• [Task requirements]:
Leave out the pictures and transcribe everything else exactly.

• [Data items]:
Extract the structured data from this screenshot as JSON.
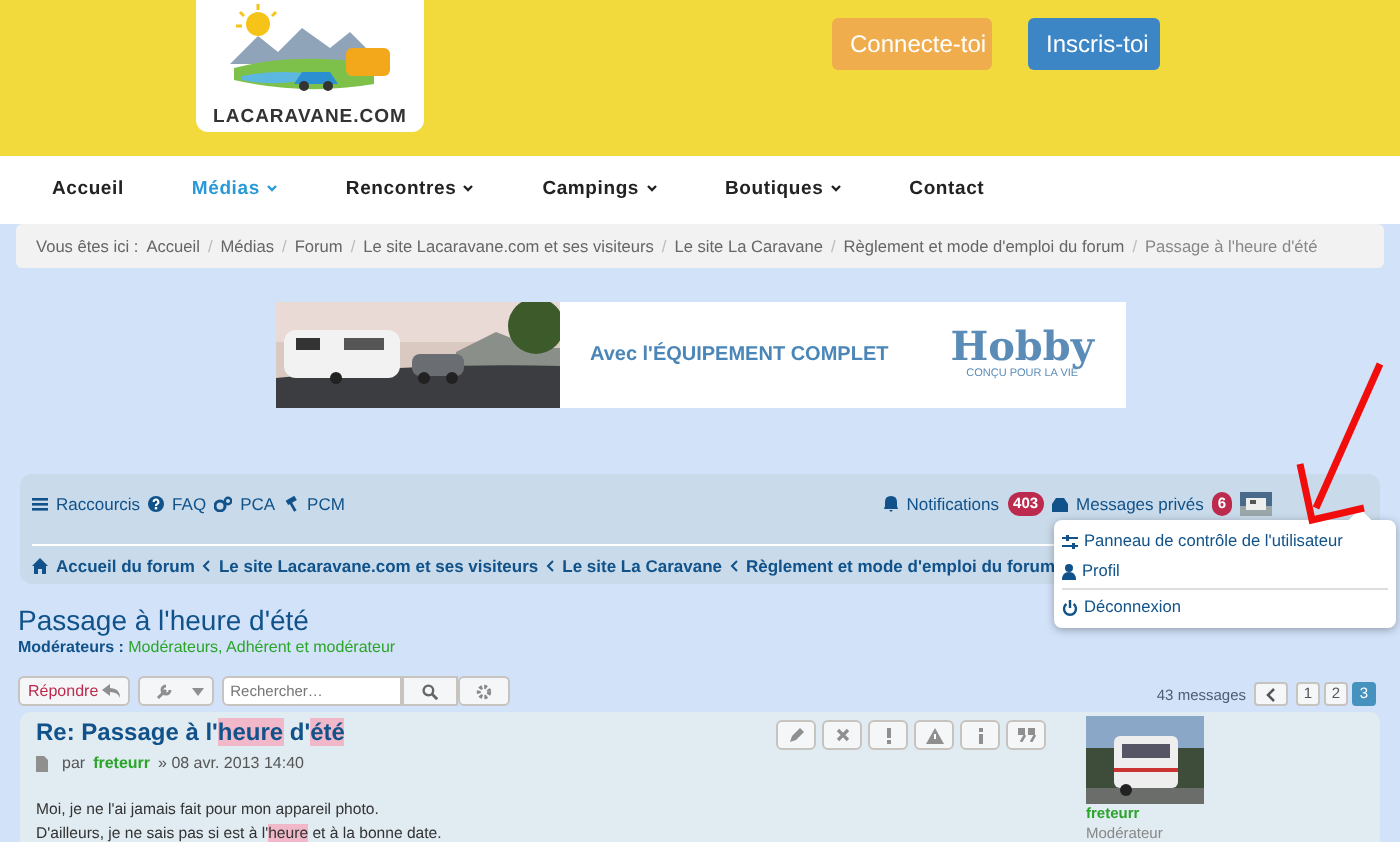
{
  "header": {
    "logo_text": "LACARAVANE.COM",
    "buttons": [
      {
        "label": "Connecte-toi",
        "kind": "login"
      },
      {
        "label": "Inscris-toi",
        "kind": "register"
      }
    ]
  },
  "nav": [
    {
      "label": "Accueil",
      "selected": false,
      "dropdown": false
    },
    {
      "label": "Médias",
      "selected": true,
      "dropdown": true
    },
    {
      "label": "Rencontres",
      "selected": false,
      "dropdown": true
    },
    {
      "label": "Campings",
      "selected": false,
      "dropdown": true
    },
    {
      "label": "Boutiques",
      "selected": false,
      "dropdown": true
    },
    {
      "label": "Contact",
      "selected": false,
      "dropdown": false
    }
  ],
  "breadcrumb": {
    "prefix": "Vous êtes ici :",
    "separator": "/",
    "items": [
      "Accueil",
      "Médias",
      "Forum",
      "Le site Lacaravane.com et ses visiteurs",
      "Le site La Caravane",
      "Règlement et mode d'emploi du forum",
      "Passage à l'heure d'été"
    ]
  },
  "banner": {
    "kind": "picture",
    "slogan": "Avec l'ÉQUIPEMENT COMPLET",
    "brand": "Hobby",
    "tagline": "CONÇU POUR LA VIE"
  },
  "forum_bar": {
    "links": [
      {
        "label": "Raccourcis"
      },
      {
        "label": "FAQ"
      },
      {
        "label": "PCA"
      },
      {
        "label": "PCM"
      }
    ],
    "notifications": {
      "label": "Notifications",
      "count": "403"
    },
    "messages": {
      "label": "Messages privés",
      "count": "6"
    },
    "crumbs": [
      "Accueil du forum",
      "Le site Lacaravane.com et ses visiteurs",
      "Le site La Caravane",
      "Règlement et mode d'emploi du forum"
    ]
  },
  "user_menu": [
    {
      "label": "Panneau de contrôle de l'utilisateur"
    },
    {
      "label": "Profil"
    },
    {
      "label": "Déconnexion"
    }
  ],
  "topic": {
    "title": "Passage à l'heure d'été",
    "moderators_label": "Modérateurs :",
    "moderators": "Modérateurs, Adhérent et modérateur"
  },
  "toolbar": {
    "reply": "Répondre",
    "search_placeholder": "Rechercher…",
    "count": "43 messages",
    "pages": [
      {
        "label": "1",
        "selected": false
      },
      {
        "label": "2",
        "selected": false
      },
      {
        "label": "3",
        "selected": true
      }
    ]
  },
  "post": {
    "title": [
      {
        "text": "Re: Passage à l'",
        "highlight": false
      },
      {
        "text": "heure",
        "highlight": true
      },
      {
        "text": " d'",
        "highlight": false
      },
      {
        "text": "été",
        "highlight": true
      }
    ],
    "by": "par",
    "author": "freteurr",
    "date": "» 08 avr. 2013 14:40",
    "lines": [
      [
        {
          "text": "Moi, je ne l'ai jamais fait pour mon appareil photo.",
          "highlight": false
        }
      ],
      [
        {
          "text": "D'ailleurs, je ne sais pas si est à l'",
          "highlight": false
        },
        {
          "text": "heure",
          "highlight": true
        },
        {
          "text": " et à la bonne date.",
          "highlight": false
        }
      ]
    ],
    "profile_name": "freteurr",
    "profile_rank": "Modérateur"
  }
}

• [Solution to the problem]:
Extract the structured data from this screenshot as JSON.
{
  "header": {
    "logo_text": "LACARAVANE.COM",
    "buttons": [
      {
        "label": "Connecte-toi",
        "kind": "login"
      },
      {
        "label": "Inscris-toi",
        "kind": "register"
      }
    ]
  },
  "nav": [
    {
      "label": "Accueil",
      "selected": false,
      "dropdown": false
    },
    {
      "label": "Médias",
      "selected": true,
      "dropdown": true
    },
    {
      "label": "Rencontres",
      "selected": false,
      "dropdown": true
    },
    {
      "label": "Campings",
      "selected": false,
      "dropdown": true
    },
    {
      "label": "Boutiques",
      "selected": false,
      "dropdown": true
    },
    {
      "label": "Contact",
      "selected": false,
      "dropdown": false
    }
  ],
  "breadcrumb": {
    "prefix": "Vous êtes ici :",
    "separator": "/",
    "items": [
      "Accueil",
      "Médias",
      "Forum",
      "Le site Lacaravane.com et ses visiteurs",
      "Le site La Caravane",
      "Règlement et mode d'emploi du forum",
      "Passage à l'heure d'été"
    ]
  },
  "banner": {
    "kind": "picture",
    "slogan": "Avec l'ÉQUIPEMENT COMPLET",
    "brand": "Hobby",
    "tagline": "CONÇU POUR LA VIE"
  },
  "forum_bar": {
    "links": [
      {
        "label": "Raccourcis"
      },
      {
        "label": "FAQ"
      },
      {
        "label": "PCA"
      },
      {
        "label": "PCM"
      }
    ],
    "notifications": {
      "label": "Notifications",
      "count": "403"
    },
    "messages": {
      "label": "Messages privés",
      "count": "6"
    },
    "crumbs": [
      "Accueil du forum",
      "Le site Lacaravane.com et ses visiteurs",
      "Le site La Caravane",
      "Règlement et mode d'emploi du forum"
    ]
  },
  "user_menu": [
    {
      "label": "Panneau de contrôle de l'utilisateur"
    },
    {
      "label": "Profil"
    },
    {
      "label": "Déconnexion"
    }
  ],
  "topic": {
    "title": "Passage à l'heure d'été",
    "moderators_label": "Modérateurs :",
    "moderators": "Modérateurs, Adhérent et modérateur"
  },
  "toolbar": {
    "reply": "Répondre",
    "search_placeholder": "Rechercher…",
    "count": "43 messages",
    "pages": [
      {
        "label": "1",
        "selected": false
      },
      {
        "label": "2",
        "selected": false
      },
      {
        "label": "3",
        "selected": true
      }
    ]
  },
  "post": {
    "title": [
      {
        "text": "Re: Passage à l'",
        "highlight": false
      },
      {
        "text": "heure",
        "highlight": true
      },
      {
        "text": " d'",
        "highlight": false
      },
      {
        "text": "été",
        "highlight": true
      }
    ],
    "by": "par",
    "author": "freteurr",
    "date": "» 08 avr. 2013 14:40",
    "lines": [
      [
        {
          "text": "Moi, je ne l'ai jamais fait pour mon appareil photo.",
          "highlight": false
        }
      ],
      [
        {
          "text": "D'ailleurs, je ne sais pas si est à l'",
          "highlight": false
        },
        {
          "text": "heure",
          "highlight": true
        },
        {
          "text": " et à la bonne date.",
          "highlight": false
        }
      ]
    ],
    "profile_name": "freteurr",
    "profile_rank": "Modérateur"
  }
}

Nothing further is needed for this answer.